> **Layout element entries**:
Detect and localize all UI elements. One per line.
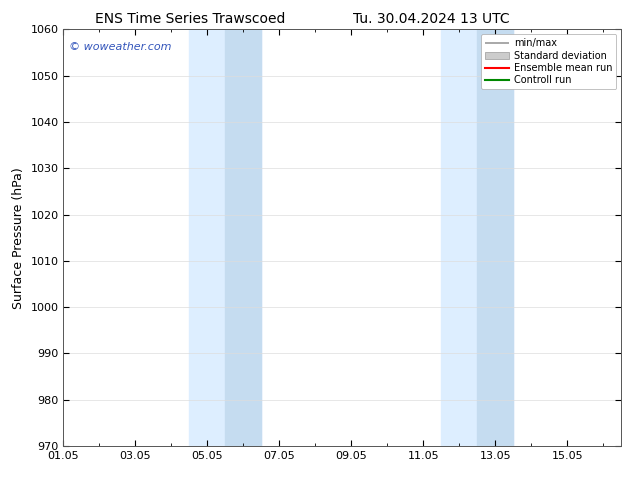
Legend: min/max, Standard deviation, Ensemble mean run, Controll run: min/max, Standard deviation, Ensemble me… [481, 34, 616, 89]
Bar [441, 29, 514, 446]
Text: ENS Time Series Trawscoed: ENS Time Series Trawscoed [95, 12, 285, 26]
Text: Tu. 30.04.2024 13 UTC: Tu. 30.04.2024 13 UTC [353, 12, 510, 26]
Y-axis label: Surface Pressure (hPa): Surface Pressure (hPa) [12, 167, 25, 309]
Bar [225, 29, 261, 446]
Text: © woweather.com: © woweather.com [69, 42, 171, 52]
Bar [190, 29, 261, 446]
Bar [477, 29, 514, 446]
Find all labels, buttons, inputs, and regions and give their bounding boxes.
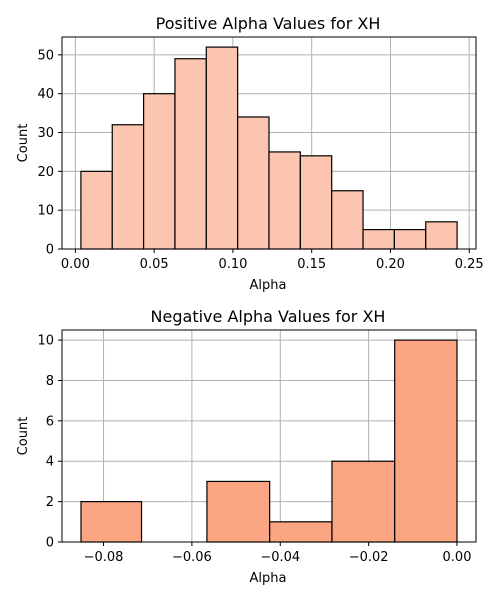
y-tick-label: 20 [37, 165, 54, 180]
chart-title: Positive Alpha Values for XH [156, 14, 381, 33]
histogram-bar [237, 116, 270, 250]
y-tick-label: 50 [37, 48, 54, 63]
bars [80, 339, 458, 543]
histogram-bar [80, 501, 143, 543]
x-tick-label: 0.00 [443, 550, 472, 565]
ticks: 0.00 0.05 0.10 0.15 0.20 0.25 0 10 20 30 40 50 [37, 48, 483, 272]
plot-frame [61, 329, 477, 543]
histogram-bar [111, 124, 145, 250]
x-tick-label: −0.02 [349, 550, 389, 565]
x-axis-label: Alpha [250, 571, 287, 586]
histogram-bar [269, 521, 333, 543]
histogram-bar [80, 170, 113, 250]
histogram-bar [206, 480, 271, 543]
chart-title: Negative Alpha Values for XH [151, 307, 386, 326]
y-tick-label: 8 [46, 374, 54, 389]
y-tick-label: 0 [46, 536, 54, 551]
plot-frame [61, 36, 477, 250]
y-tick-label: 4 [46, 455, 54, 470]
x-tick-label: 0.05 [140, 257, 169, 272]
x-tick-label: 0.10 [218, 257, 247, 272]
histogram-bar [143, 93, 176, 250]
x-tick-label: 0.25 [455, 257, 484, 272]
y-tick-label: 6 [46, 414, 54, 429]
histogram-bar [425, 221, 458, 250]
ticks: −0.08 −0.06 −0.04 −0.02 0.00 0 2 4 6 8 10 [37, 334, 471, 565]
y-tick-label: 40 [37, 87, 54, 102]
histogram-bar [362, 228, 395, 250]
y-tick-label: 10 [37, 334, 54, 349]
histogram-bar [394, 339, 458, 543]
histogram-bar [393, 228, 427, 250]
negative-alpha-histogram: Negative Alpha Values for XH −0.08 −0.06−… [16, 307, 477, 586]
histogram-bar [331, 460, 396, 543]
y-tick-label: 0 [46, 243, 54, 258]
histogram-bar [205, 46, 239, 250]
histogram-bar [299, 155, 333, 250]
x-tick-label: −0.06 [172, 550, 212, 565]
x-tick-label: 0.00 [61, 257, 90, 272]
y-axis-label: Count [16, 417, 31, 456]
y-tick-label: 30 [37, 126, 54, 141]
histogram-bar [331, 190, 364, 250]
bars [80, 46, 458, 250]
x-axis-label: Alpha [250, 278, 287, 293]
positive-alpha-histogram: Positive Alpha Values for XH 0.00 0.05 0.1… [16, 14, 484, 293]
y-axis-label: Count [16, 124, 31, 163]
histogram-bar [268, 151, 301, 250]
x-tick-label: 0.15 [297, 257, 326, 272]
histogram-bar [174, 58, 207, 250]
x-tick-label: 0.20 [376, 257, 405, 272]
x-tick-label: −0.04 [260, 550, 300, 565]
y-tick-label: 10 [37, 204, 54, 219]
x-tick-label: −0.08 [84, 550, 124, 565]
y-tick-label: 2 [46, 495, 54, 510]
...
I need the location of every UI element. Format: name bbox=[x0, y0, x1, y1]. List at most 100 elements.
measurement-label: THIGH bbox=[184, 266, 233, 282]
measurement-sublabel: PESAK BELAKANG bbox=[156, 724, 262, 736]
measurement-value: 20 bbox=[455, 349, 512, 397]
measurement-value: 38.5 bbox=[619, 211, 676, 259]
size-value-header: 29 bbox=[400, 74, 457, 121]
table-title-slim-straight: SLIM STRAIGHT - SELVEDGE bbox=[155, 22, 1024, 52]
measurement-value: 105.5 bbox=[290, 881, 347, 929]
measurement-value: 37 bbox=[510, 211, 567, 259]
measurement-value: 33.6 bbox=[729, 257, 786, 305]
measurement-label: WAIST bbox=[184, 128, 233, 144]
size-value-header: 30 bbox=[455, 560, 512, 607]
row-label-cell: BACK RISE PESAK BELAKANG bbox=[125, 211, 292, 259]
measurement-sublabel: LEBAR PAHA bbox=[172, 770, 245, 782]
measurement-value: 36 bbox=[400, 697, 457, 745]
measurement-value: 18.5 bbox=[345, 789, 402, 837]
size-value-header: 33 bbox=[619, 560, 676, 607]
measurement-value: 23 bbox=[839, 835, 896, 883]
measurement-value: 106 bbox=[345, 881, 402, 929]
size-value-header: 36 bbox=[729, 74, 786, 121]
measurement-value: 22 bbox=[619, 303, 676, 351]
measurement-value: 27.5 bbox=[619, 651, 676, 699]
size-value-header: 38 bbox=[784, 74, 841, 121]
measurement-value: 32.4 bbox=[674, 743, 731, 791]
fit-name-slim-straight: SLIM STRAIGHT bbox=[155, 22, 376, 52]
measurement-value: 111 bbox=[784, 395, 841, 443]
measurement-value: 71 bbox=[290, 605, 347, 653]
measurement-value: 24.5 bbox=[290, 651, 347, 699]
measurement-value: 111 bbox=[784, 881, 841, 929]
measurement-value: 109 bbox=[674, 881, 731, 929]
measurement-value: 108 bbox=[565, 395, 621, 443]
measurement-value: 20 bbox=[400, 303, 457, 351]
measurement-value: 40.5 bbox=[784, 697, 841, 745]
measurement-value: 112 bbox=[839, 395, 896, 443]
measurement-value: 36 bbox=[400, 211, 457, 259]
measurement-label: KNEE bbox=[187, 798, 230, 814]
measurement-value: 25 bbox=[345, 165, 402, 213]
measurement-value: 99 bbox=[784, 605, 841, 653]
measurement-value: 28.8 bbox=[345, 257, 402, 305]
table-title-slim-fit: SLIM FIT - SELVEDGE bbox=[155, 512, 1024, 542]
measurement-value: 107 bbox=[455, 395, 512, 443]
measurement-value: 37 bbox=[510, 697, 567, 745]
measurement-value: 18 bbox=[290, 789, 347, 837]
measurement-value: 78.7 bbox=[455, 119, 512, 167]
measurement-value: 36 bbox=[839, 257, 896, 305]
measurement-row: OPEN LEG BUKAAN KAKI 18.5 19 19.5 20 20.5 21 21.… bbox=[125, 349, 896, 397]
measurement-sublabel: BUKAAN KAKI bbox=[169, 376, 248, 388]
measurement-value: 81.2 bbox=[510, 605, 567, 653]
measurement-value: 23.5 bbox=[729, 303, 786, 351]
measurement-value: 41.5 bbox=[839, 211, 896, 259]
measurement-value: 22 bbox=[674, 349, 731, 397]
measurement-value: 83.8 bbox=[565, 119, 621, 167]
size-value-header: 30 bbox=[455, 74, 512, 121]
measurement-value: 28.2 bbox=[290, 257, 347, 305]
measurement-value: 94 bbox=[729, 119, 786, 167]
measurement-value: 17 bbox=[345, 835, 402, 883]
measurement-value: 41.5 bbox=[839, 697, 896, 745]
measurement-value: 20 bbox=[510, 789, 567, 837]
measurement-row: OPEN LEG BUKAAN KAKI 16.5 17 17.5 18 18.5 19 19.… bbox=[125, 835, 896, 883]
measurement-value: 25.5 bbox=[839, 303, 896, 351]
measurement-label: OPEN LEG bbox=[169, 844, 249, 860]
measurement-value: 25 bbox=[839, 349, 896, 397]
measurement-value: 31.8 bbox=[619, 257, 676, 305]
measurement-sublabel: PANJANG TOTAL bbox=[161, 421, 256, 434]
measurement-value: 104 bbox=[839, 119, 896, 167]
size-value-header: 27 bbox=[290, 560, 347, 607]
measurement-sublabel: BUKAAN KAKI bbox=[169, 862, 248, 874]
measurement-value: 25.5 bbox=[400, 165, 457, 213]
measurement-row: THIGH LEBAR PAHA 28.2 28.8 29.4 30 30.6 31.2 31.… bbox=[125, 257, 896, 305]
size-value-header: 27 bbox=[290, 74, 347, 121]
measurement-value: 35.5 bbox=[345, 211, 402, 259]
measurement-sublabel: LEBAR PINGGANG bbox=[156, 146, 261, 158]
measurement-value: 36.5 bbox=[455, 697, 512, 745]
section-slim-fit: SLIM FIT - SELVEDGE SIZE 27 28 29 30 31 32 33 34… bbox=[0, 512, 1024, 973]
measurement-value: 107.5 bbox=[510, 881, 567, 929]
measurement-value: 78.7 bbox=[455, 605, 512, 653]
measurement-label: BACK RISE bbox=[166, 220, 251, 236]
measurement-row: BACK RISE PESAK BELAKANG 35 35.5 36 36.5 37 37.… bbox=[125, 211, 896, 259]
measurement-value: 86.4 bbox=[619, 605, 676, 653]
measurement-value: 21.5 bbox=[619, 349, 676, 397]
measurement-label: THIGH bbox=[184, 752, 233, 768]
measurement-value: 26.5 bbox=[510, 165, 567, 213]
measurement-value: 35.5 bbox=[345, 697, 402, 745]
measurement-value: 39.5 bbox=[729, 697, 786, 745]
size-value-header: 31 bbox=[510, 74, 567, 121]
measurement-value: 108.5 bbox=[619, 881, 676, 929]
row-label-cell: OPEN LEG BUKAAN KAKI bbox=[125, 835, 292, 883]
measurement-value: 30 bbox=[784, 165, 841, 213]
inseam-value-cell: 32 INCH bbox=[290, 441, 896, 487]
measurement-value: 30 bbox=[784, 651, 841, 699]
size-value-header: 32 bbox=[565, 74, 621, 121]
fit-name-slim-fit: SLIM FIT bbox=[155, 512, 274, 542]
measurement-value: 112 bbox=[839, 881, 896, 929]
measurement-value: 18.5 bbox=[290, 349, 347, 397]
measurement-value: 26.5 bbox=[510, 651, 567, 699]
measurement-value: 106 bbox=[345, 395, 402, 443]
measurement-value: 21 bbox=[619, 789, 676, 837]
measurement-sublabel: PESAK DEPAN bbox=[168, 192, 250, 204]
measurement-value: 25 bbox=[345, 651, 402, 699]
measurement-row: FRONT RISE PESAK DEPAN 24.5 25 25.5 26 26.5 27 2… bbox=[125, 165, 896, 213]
* * *
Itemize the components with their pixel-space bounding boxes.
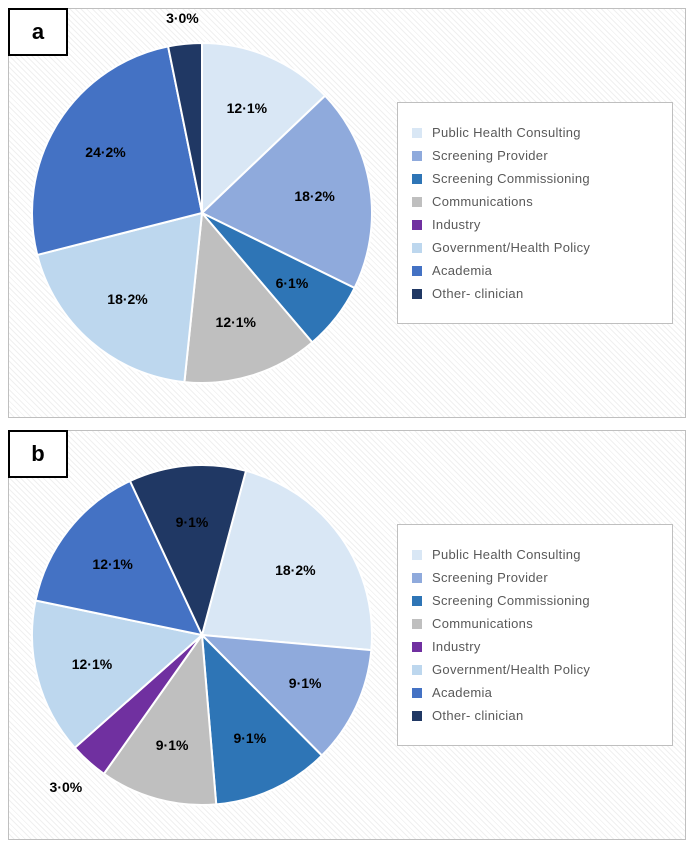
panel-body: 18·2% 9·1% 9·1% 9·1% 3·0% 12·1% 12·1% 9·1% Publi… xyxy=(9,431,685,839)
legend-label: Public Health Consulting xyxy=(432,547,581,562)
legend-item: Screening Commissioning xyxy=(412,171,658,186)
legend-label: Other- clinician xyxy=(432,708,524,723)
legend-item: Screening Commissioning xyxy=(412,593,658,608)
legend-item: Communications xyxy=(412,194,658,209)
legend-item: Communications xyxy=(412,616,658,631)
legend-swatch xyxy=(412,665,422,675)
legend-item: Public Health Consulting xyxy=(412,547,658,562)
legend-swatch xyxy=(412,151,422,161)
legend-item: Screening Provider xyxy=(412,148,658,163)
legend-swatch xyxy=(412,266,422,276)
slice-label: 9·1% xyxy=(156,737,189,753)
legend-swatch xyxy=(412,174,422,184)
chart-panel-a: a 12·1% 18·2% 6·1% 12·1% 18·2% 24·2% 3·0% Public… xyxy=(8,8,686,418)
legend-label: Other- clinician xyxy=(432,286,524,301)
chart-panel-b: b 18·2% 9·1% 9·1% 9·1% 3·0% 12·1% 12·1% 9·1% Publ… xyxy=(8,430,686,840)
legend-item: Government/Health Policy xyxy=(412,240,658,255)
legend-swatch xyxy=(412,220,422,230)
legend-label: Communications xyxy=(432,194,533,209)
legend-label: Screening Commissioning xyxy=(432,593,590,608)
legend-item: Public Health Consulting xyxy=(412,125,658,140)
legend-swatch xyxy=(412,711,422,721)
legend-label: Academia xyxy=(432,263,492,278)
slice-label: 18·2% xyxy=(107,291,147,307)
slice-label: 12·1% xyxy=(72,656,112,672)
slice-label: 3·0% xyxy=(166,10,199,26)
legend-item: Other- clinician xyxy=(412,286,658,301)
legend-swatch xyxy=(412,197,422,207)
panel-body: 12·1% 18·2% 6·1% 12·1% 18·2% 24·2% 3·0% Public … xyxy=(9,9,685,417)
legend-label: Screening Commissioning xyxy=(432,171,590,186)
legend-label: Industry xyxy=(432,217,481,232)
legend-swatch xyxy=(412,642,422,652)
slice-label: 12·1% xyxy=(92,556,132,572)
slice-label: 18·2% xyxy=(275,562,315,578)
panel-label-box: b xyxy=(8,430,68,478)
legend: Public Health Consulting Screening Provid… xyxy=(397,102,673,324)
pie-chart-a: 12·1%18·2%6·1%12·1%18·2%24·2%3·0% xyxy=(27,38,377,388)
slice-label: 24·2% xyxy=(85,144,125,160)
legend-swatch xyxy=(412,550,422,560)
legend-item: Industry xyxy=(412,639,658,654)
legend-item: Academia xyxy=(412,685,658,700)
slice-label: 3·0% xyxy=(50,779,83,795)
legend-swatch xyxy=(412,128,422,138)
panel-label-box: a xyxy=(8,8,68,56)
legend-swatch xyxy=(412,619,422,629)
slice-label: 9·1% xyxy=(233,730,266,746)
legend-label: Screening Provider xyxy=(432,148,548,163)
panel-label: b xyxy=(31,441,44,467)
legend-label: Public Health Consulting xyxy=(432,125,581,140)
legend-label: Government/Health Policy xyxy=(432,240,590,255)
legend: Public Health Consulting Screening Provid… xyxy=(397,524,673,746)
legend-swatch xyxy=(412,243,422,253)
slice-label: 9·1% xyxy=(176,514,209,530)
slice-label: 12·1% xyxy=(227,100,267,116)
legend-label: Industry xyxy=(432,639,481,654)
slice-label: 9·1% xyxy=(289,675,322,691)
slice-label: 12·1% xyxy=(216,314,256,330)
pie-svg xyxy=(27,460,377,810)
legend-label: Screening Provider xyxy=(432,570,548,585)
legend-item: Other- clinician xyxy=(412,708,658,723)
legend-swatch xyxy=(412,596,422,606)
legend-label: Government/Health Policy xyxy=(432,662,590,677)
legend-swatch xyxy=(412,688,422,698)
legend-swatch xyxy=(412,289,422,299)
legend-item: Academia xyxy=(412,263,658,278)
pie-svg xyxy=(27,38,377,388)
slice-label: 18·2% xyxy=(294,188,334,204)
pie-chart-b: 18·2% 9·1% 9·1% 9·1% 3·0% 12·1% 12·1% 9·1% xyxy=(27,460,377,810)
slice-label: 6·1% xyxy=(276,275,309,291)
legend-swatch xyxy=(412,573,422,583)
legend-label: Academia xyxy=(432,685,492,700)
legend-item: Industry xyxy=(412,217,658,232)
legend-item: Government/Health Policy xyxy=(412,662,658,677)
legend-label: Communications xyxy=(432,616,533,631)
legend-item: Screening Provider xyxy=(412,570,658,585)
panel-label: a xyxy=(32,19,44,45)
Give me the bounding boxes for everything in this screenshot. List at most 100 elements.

> **Exercise details**: Can you retype the listing word for word, from the line with "Legend: min/max, Standard" up to and including the line with "Find all labels, buttons, inputs, and"?

> **Correct result**:
Legend: min/max, Standard deviation, Ensemble mean run, Controll run: min/max, Standard deviation, Ensemble me… [481, 34, 616, 89]
Bar [441, 29, 514, 446]
Text: ENS Time Series Trawscoed: ENS Time Series Trawscoed [95, 12, 285, 26]
Text: Tu. 30.04.2024 13 UTC: Tu. 30.04.2024 13 UTC [353, 12, 510, 26]
Y-axis label: Surface Pressure (hPa): Surface Pressure (hPa) [12, 167, 25, 309]
Bar [225, 29, 261, 446]
Text: © woweather.com: © woweather.com [69, 42, 171, 52]
Bar [190, 29, 261, 446]
Bar [477, 29, 514, 446]
Find all labels, buttons, inputs, and regions and give their bounding boxes.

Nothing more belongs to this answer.